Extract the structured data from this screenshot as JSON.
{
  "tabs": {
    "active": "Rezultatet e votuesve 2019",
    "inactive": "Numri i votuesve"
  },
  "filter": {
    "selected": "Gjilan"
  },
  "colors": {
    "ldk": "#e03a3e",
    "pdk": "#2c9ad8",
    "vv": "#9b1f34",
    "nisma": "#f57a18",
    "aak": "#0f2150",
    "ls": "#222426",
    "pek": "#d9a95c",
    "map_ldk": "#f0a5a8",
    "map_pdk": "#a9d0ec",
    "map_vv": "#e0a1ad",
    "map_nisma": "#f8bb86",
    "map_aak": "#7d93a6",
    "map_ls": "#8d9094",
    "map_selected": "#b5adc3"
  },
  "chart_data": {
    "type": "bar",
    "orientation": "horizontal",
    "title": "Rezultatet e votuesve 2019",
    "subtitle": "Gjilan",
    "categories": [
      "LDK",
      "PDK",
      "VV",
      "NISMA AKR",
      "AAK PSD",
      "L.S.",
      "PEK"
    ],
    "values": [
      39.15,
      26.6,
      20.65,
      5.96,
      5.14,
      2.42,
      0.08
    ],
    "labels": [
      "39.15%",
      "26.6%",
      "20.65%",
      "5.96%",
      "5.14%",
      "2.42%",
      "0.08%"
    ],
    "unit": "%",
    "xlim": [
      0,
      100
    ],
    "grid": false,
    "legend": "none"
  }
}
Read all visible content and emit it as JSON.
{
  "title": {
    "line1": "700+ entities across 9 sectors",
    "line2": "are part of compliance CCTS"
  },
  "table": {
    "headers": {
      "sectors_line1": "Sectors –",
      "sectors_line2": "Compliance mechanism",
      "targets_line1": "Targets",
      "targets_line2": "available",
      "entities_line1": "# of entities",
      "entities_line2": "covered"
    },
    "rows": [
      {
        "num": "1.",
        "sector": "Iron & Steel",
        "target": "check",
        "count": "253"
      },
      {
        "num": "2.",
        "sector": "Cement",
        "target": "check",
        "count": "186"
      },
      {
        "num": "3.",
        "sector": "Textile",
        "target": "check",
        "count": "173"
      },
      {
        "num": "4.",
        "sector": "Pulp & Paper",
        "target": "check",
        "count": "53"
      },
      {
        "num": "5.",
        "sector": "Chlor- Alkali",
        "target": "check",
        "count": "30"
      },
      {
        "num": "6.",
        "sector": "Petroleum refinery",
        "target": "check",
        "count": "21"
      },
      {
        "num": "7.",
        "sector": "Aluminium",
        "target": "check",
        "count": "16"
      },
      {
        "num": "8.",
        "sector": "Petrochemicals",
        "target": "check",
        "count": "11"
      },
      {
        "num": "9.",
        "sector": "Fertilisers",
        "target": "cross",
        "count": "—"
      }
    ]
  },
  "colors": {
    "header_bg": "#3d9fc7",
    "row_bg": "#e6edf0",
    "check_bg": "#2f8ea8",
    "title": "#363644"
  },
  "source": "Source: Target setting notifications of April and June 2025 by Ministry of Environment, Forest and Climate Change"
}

#### Task to complete
Return every entry exactly as given.

#### Full answer
Extract the structured data from this screenshot as JSON.
{
  "tabs": {
    "active": "Rezultatet e votuesve 2019",
    "inactive": "Numri i votuesve"
  },
  "filter": {
    "selected": "Gjilan"
  },
  "colors": {
    "ldk": "#e03a3e",
    "pdk": "#2c9ad8",
    "vv": "#9b1f34",
    "nisma": "#f57a18",
    "aak": "#0f2150",
    "ls": "#222426",
    "pek": "#d9a95c",
    "map_ldk": "#f0a5a8",
    "map_pdk": "#a9d0ec",
    "map_vv": "#e0a1ad",
    "map_nisma": "#f8bb86",
    "map_aak": "#7d93a6",
    "map_ls": "#8d9094",
    "map_selected": "#b5adc3"
  },
  "chart_data": {
    "type": "bar",
    "orientation": "horizontal",
    "title": "Rezultatet e votuesve 2019",
    "subtitle": "Gjilan",
    "categories": [
      "LDK",
      "PDK",
      "VV",
      "NISMA AKR",
      "AAK PSD",
      "L.S.",
      "PEK"
    ],
    "values": [
      39.15,
      26.6,
      20.65,
      5.96,
      5.14,
      2.42,
      0.08
    ],
    "labels": [
      "39.15%",
      "26.6%",
      "20.65%",
      "5.96%",
      "5.14%",
      "2.42%",
      "0.08%"
    ],
    "unit": "%",
    "xlim": [
      0,
      100
    ],
    "grid": false,
    "legend": "none"
  }
}
Read all visible content and emit it as JSON.
{
  "title": {
    "line1": "700+ entities across 9 sectors",
    "line2": "are part of compliance CCTS"
  },
  "table": {
    "headers": {
      "sectors_line1": "Sectors –",
      "sectors_line2": "Compliance mechanism",
      "targets_line1": "Targets",
      "targets_line2": "available",
      "entities_line1": "# of entities",
      "entities_line2": "covered"
    },
    "rows": [
      {
        "num": "1.",
        "sector": "Iron & Steel",
        "target": "check",
        "count": "253"
      },
      {
        "num": "2.",
        "sector": "Cement",
        "target": "check",
        "count": "186"
      },
      {
        "num": "3.",
        "sector": "Textile",
        "target": "check",
        "count": "173"
      },
      {
        "num": "4.",
        "sector": "Pulp & Paper",
        "target": "check",
        "count": "53"
      },
      {
        "num": "5.",
        "sector": "Chlor- Alkali",
        "target": "check",
        "count": "30"
      },
      {
        "num": "6.",
        "sector": "Petroleum refinery",
        "target": "check",
        "count": "21"
      },
      {
        "num": "7.",
        "sector": "Aluminium",
        "target": "check",
        "count": "16"
      },
      {
        "num": "8.",
        "sector": "Petrochemicals",
        "target": "check",
        "count": "11"
      },
      {
        "num": "9.",
        "sector": "Fertilisers",
        "target": "cross",
        "count": "—"
      }
    ]
  },
  "colors": {
    "header_bg": "#3d9fc7",
    "row_bg": "#e6edf0",
    "check_bg": "#2f8ea8",
    "title": "#363644"
  },
  "source": "Source: Target setting notifications of April and June 2025 by Ministry of Environment, Forest and Climate Change"
}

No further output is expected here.